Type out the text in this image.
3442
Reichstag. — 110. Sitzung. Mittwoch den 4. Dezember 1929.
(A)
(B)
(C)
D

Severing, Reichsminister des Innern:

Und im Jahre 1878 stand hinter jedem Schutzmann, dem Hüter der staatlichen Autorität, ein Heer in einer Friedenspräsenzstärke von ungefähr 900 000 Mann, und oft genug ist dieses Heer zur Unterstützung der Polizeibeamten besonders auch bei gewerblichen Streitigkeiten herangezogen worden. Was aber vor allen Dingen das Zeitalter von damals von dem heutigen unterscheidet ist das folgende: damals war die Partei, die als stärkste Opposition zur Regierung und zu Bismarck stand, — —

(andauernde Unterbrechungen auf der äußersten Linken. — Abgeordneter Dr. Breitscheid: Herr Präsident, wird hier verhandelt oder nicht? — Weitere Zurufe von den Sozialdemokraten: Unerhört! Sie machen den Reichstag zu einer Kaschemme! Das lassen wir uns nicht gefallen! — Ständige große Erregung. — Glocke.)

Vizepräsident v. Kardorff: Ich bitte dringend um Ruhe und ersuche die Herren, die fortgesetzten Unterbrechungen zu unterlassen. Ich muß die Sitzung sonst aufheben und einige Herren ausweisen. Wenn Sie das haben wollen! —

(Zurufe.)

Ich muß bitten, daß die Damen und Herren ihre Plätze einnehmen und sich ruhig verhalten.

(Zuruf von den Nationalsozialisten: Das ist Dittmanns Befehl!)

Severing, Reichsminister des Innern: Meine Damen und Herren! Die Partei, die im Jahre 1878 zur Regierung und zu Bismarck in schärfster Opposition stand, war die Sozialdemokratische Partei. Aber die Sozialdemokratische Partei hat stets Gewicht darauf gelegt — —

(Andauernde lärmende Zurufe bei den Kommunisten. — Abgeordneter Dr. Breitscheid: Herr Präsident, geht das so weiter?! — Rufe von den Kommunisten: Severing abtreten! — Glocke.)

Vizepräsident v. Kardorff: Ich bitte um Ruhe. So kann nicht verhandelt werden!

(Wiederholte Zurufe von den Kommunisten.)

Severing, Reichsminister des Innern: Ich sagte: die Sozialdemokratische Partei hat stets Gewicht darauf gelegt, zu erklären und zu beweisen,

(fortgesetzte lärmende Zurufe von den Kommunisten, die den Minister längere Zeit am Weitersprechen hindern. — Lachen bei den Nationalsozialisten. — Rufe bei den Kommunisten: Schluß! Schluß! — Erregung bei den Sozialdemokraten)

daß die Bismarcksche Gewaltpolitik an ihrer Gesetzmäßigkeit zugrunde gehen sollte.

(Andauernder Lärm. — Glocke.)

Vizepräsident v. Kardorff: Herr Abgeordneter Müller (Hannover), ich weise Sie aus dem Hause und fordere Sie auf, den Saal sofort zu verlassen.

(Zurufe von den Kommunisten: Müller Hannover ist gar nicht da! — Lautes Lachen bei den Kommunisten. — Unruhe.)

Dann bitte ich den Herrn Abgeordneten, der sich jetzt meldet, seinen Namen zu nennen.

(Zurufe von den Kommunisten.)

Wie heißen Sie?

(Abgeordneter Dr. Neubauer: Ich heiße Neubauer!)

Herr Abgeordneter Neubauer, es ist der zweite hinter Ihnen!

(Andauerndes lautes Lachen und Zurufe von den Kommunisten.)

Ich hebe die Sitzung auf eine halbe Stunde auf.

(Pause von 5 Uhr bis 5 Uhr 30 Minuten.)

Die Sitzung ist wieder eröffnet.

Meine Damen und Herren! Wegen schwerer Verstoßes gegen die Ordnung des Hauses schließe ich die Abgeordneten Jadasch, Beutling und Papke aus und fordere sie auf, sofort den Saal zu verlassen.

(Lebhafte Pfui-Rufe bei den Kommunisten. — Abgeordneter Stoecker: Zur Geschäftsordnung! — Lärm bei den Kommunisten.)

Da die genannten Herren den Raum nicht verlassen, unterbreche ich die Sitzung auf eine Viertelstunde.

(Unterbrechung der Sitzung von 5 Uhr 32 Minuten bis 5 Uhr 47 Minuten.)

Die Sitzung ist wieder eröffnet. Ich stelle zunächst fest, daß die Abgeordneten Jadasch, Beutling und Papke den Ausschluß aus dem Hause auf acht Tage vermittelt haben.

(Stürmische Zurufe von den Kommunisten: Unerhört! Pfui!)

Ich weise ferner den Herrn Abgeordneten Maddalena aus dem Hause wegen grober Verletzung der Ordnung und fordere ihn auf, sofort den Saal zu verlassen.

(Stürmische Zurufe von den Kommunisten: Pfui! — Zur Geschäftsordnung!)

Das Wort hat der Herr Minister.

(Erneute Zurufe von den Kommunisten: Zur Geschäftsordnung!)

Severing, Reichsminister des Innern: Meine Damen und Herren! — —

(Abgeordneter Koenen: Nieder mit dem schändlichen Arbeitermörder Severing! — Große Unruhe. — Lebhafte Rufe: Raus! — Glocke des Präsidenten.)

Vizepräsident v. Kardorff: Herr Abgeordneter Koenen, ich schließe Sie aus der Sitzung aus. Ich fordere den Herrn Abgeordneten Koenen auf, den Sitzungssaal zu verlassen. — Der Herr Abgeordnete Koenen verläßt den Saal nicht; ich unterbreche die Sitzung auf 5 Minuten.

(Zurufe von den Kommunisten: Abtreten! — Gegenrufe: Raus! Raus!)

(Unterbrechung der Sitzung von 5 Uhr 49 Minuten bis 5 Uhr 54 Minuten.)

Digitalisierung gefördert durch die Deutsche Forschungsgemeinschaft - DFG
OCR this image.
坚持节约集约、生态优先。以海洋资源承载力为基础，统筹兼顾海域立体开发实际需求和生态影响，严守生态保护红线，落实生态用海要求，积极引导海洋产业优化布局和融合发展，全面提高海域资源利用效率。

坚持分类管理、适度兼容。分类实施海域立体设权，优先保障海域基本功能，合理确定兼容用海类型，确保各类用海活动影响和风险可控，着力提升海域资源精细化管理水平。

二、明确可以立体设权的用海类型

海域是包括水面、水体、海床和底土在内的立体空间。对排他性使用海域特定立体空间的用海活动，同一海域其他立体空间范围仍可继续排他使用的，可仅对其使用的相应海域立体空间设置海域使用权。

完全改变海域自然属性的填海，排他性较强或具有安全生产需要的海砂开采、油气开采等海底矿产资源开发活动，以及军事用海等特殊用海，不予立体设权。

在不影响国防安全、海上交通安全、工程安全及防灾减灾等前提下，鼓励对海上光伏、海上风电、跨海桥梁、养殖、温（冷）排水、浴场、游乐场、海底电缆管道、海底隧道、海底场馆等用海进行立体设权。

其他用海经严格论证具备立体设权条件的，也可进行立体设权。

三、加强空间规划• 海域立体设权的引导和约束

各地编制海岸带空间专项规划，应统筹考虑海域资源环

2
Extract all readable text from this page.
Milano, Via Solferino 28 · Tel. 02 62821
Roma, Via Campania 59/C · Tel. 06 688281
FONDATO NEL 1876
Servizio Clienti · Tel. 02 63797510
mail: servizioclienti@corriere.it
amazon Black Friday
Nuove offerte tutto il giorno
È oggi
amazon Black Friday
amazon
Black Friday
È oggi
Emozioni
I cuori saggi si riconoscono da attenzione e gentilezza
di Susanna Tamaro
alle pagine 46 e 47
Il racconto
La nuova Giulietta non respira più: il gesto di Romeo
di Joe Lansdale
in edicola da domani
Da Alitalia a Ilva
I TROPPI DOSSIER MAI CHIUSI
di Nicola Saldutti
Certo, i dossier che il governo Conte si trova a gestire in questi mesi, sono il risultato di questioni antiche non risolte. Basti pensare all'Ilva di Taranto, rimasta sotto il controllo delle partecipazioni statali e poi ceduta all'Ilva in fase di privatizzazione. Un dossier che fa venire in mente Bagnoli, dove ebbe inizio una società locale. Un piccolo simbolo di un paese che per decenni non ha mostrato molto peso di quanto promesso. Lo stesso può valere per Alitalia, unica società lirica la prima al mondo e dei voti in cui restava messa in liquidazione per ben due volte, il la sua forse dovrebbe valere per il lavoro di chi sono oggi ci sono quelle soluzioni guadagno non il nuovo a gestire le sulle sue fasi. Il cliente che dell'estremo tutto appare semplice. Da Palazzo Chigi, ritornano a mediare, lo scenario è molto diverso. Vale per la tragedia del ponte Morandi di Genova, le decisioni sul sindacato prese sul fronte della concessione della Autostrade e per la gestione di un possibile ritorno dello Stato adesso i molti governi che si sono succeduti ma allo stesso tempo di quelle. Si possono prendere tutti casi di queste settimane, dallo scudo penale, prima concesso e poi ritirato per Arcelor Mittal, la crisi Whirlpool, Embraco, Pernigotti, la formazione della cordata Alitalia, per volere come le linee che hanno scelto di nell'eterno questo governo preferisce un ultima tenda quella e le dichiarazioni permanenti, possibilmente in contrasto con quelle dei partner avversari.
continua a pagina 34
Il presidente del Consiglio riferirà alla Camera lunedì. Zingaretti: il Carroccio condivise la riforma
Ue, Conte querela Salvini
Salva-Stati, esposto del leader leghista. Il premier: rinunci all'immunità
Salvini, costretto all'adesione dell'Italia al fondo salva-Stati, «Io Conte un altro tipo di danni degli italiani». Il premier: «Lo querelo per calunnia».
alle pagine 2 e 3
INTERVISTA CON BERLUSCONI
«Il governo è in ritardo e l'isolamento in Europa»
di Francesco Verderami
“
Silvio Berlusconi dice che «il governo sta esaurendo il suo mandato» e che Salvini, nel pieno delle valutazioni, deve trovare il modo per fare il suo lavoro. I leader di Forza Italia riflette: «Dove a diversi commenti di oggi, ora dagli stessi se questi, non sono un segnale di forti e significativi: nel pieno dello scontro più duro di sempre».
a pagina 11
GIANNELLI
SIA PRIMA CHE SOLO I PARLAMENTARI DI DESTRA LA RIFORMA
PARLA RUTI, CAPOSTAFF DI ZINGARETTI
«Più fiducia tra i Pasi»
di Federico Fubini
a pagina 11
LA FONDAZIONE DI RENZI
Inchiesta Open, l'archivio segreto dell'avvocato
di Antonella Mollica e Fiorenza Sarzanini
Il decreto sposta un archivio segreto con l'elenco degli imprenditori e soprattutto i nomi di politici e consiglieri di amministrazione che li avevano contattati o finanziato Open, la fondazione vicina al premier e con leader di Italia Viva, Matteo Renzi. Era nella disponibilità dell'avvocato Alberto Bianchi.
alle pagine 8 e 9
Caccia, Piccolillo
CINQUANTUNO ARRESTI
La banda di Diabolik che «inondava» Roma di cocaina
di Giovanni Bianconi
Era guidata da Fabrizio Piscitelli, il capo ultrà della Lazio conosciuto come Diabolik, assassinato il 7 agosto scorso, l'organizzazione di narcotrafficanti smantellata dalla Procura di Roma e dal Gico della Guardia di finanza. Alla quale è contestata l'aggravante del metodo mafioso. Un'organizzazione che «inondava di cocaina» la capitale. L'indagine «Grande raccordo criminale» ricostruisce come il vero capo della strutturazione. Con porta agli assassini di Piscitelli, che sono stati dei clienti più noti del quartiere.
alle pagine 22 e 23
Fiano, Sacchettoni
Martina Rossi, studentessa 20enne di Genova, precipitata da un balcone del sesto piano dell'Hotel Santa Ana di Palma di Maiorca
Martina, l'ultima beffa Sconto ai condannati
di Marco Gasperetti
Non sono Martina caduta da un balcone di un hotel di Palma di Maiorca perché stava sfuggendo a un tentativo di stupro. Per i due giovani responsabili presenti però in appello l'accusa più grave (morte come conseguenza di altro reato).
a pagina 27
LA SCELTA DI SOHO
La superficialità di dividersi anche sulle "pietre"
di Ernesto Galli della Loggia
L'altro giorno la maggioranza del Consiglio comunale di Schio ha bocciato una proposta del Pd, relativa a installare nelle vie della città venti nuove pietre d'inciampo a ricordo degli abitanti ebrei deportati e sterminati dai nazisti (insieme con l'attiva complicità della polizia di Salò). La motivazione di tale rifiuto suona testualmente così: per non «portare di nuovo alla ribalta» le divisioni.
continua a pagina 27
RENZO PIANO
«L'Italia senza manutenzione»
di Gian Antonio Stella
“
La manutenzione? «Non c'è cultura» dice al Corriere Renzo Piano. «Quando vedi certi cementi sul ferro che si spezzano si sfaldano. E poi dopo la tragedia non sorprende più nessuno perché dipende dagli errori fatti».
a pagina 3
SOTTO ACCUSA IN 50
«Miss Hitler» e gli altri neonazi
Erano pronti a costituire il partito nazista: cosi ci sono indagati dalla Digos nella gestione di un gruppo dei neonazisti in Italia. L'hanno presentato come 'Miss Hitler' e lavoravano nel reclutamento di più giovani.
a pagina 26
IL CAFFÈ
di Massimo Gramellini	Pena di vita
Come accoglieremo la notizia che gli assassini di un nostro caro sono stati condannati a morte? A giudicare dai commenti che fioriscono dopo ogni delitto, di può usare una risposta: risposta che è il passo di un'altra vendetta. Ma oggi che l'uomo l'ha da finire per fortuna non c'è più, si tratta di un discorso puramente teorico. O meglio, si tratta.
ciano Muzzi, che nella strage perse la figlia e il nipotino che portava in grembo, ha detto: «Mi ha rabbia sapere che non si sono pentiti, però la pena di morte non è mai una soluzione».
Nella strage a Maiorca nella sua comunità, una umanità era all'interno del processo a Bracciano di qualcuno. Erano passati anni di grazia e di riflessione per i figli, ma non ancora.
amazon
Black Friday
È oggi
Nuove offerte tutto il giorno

....................

> **Required work**: Report the number of lines above that contain the word "Damen", and only that number.

> **Exercise output**: 4